┌──

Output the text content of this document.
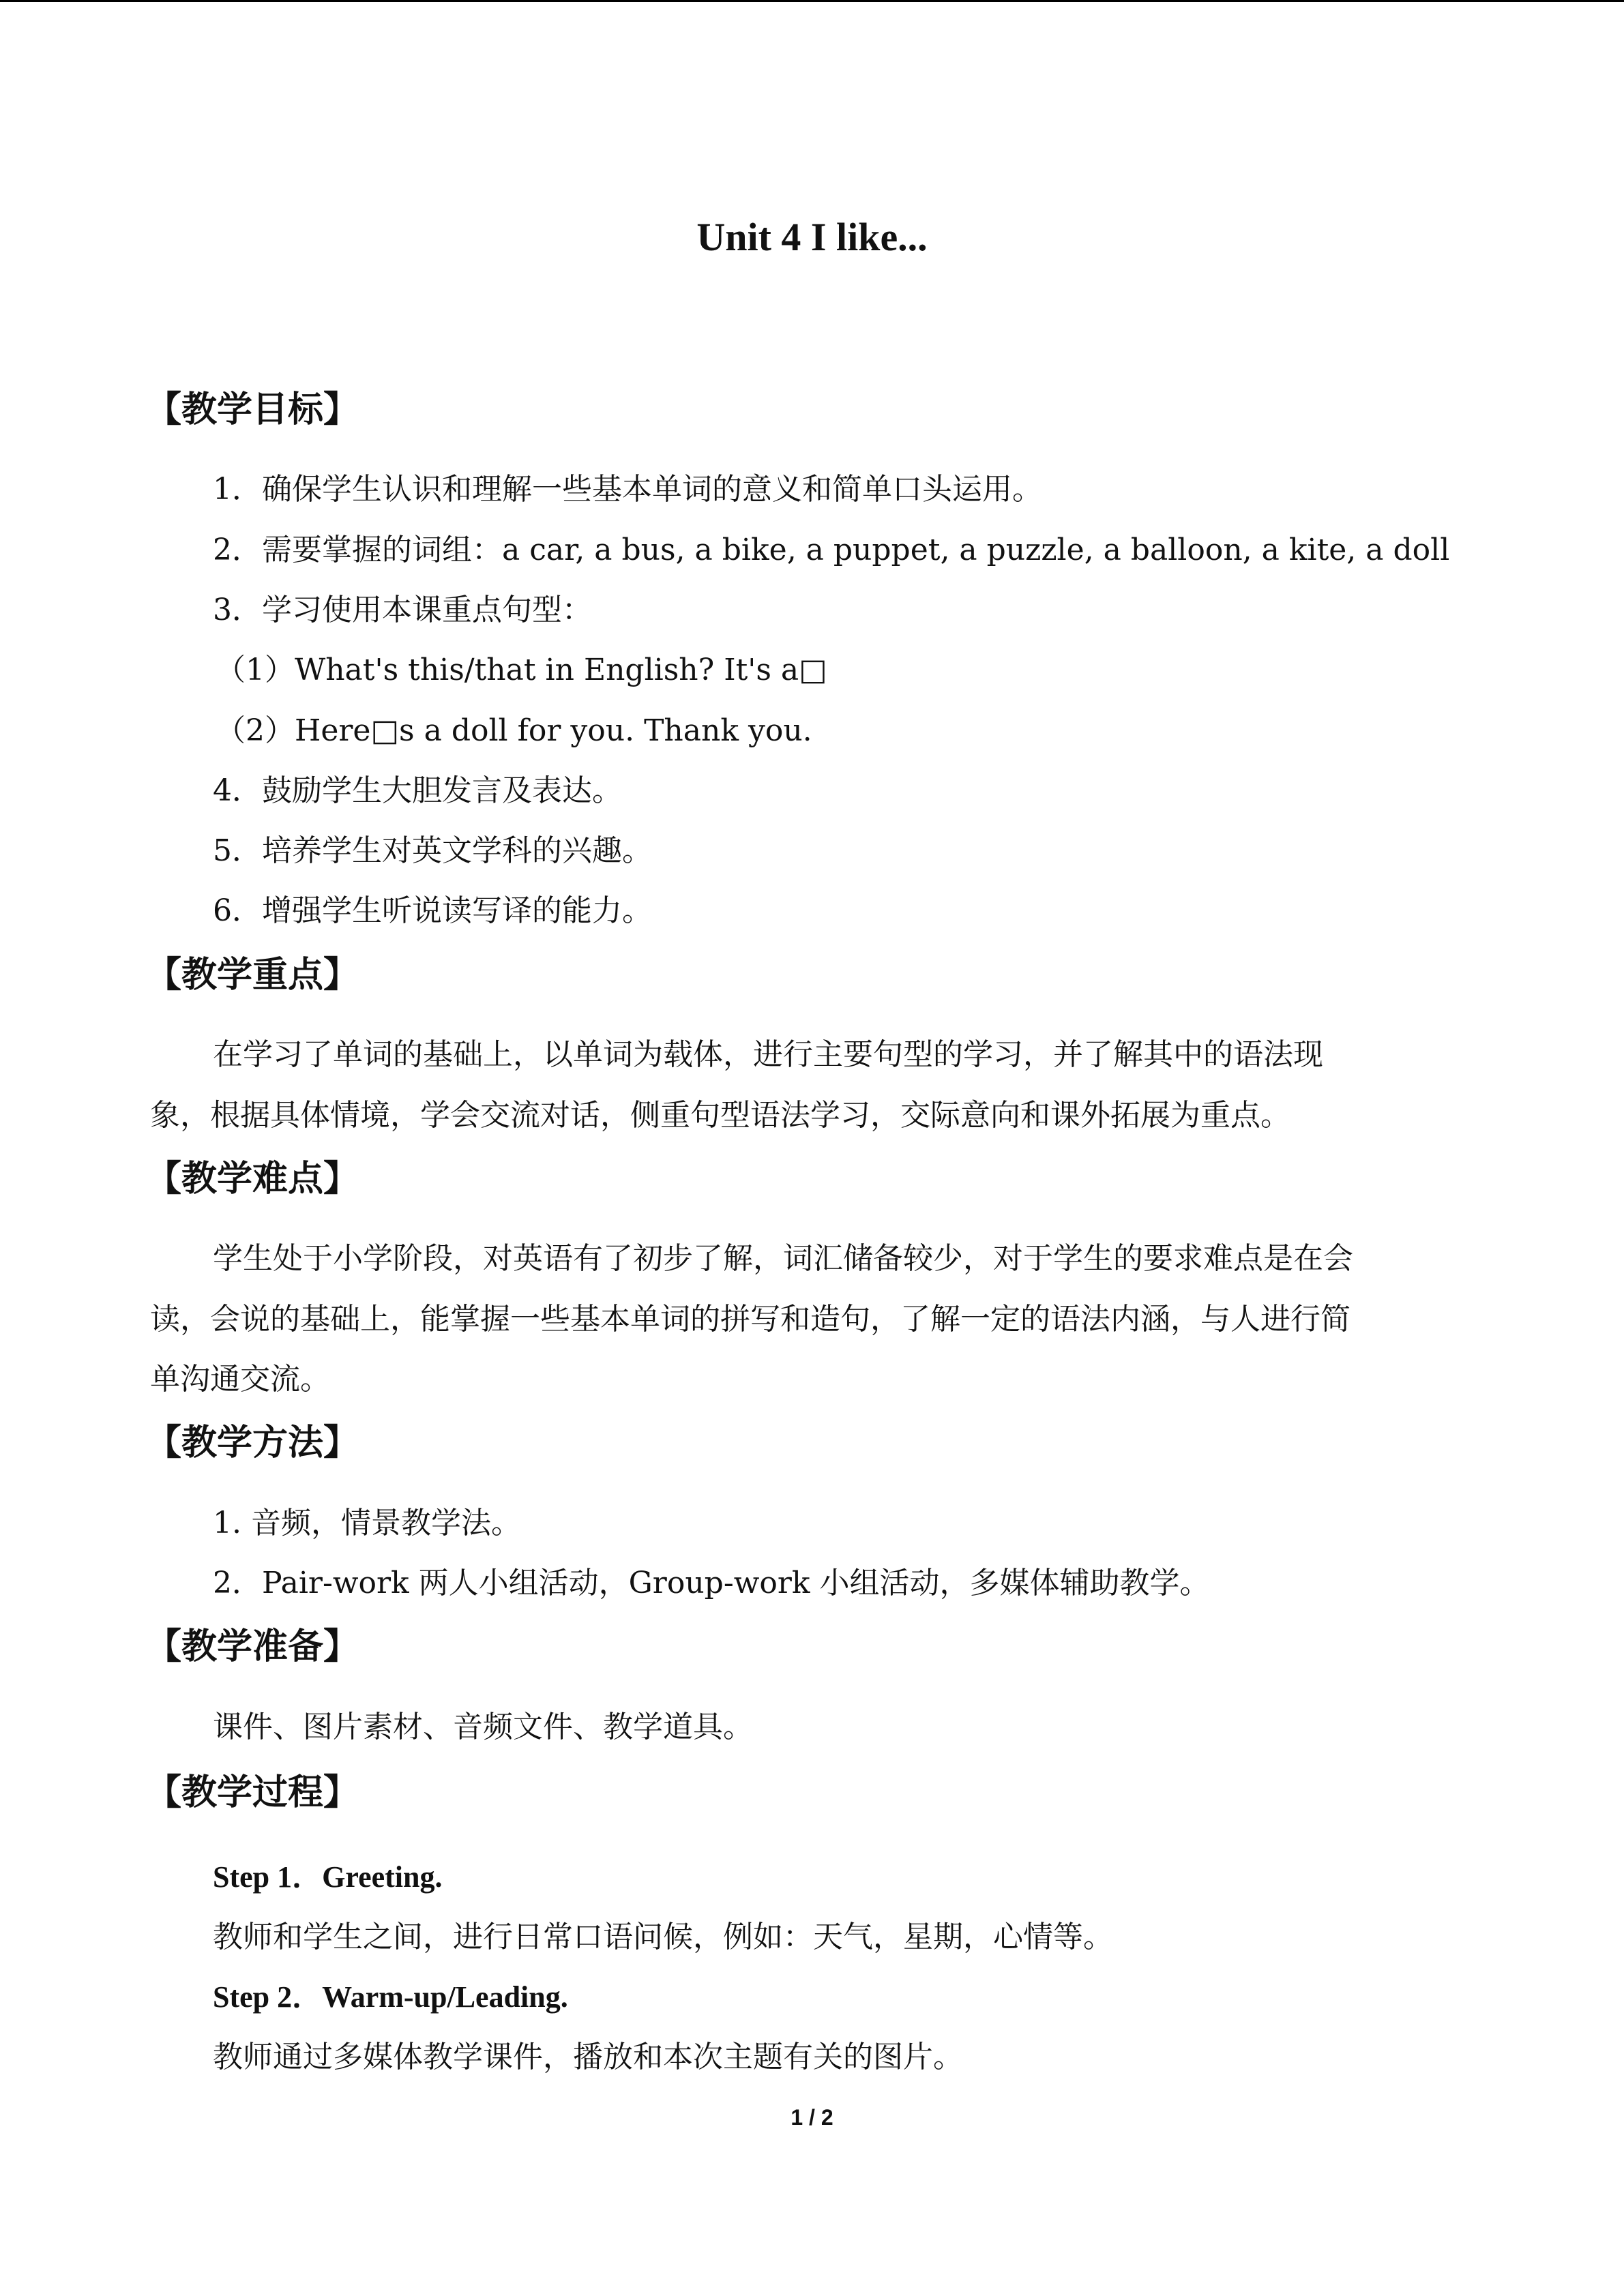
Unit 4 I like...
【教学目标】
1．确保学生认识和理解一些基本单词的意义和简单口头运用。
2．需要掌握的词组：a car, a bus, a bike, a puppet, a puzzle, a balloon, a kite, a doll
3．学习使用本课重点句型：
（1）What's this/that in English? It's a□
（2）Here□s a doll for you. Thank you.
4．鼓励学生大胆发言及表达。
5．培养学生对英文学科的兴趣。
6．增强学生听说读写译的能力。
【教学重点】
在学习了单词的基础上，以单词为载体，进行主要句型的学习，并了解其中的语法现
象，根据具体情境，学会交流对话，侧重句型语法学习，交际意向和课外拓展为重点。
【教学难点】
学生处于小学阶段，对英语有了初步了解，词汇储备较少，对于学生的要求难点是在会
读，会说的基础上，能掌握一些基本单词的拼写和造句，了解一定的语法内涵，与人进行简
单沟通交流。
【教学方法】
1. 音频，情景教学法。
2．Pair-work 两人小组活动，Group-work 小组活动，多媒体辅助教学。
【教学准备】
课件、图片素材、音频文件、教学道具。
【教学过程】
Step 1．Greeting.
教师和学生之间，进行日常口语问候，例如：天气，星期，心情等。
Step 2．Warm-up/Leading.
教师通过多媒体教学课件，播放和本次主题有关的图片。
1 / 2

└──

• **OBJECTIVE**
Return a copy of every line that includes the word "doll".

• **WRITTEN SOLUTION**
2．需要掌握的词组：a car, a bus, a bike, a puppet, a puzzle, a balloon, a kite, a doll
（2）Here□s a doll for you. Thank you.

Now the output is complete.